§ Yapılacaklar:
1: Aşağıdaki (a), (b) ve (c) ifadelerinin alıntıyla uyuşup uyuşmadığını evet veya hayır ile belirtin. Her cevaba alıntıdan belirleyici sözleri aynen ekleyin.
(a) Aynı evde yaşayan insanlar bile yüz yüze konuşmak yerine mesajlaşmayı tercih ediyor.
(b) Bahat'a göre fıkra anlatma kültürü hâlâ canlılığını koruyor.
(c) Empati ve dayanışma gibi değerler güçlenmiş.
2: Alıntıda "Aynı çatı altında" sözlerinden "yerleştiğini ifade etmiş." sözlerine kadar uzanan bölümün tamamını, "mesajlaşmayı" yerine "yazışmayı" koyarak yeniden yazın.
+++ Sayfa alıntısı +++
Aynı çatı altında yaşayan insanların bile, yüz yüze konuşmak yerine mesajlaşmayı tercih ettiğini söylemiş. Ayrıca, empati kurma, paylaşma, dayanışma gibi değerlerimizin zayıfladığını; yerine, bireycilik, bencillik ve yalnızlık duygularının yerleştiğini ifade etmiş.

Eskiden, aile büyüklerinin atasözleri, deyimler ve fıkralarla bize aslında ‘hayatın anlamını’ öğrettiklerini belirten Bahat, “Bu sayede, kültürel mirasımızı korur ve gelecek nesillere aktarır, aynı zamanda dil becerilerimizi geliştirirdik. Ancak, artık bu tür sohbetlere pek rastlamıyoruz. Fıkra anlatma kültürü neredeyse yok oldu” demiş.
+++ Verilen malzeme +++
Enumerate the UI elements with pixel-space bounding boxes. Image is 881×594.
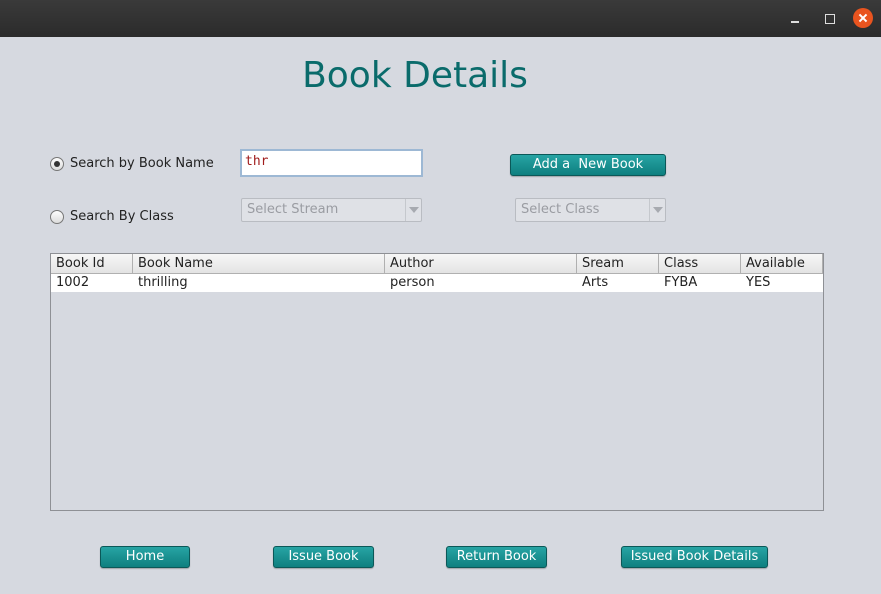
+++
§ Görev cevapları:
1:
(a) Evet: "Aynı çatı altında yaşayan insanların bile, yüz yüze konuşmak yerine mesajlaşmayı tercih ettiğini söylemiş."
(b) Hayır: "Fıkra anlatma kültürü neredeyse yok oldu"
(c) Hayır: "empati kurma, paylaşma, dayanışma gibi değerlerimizin zayıfladığını"

2:
Aynı çatı altında yaşayan insanların bile, yüz yüze konuşmak yerine yazışmayı tercih ettiğini söylemiş. Ayrıca, empati kurma, paylaşma, dayanışma gibi değerlerimizin zayıfladığını; yerine, bireycilik, bencillik ve yalnızlık duygularının yerleştiğini ifade etmiş.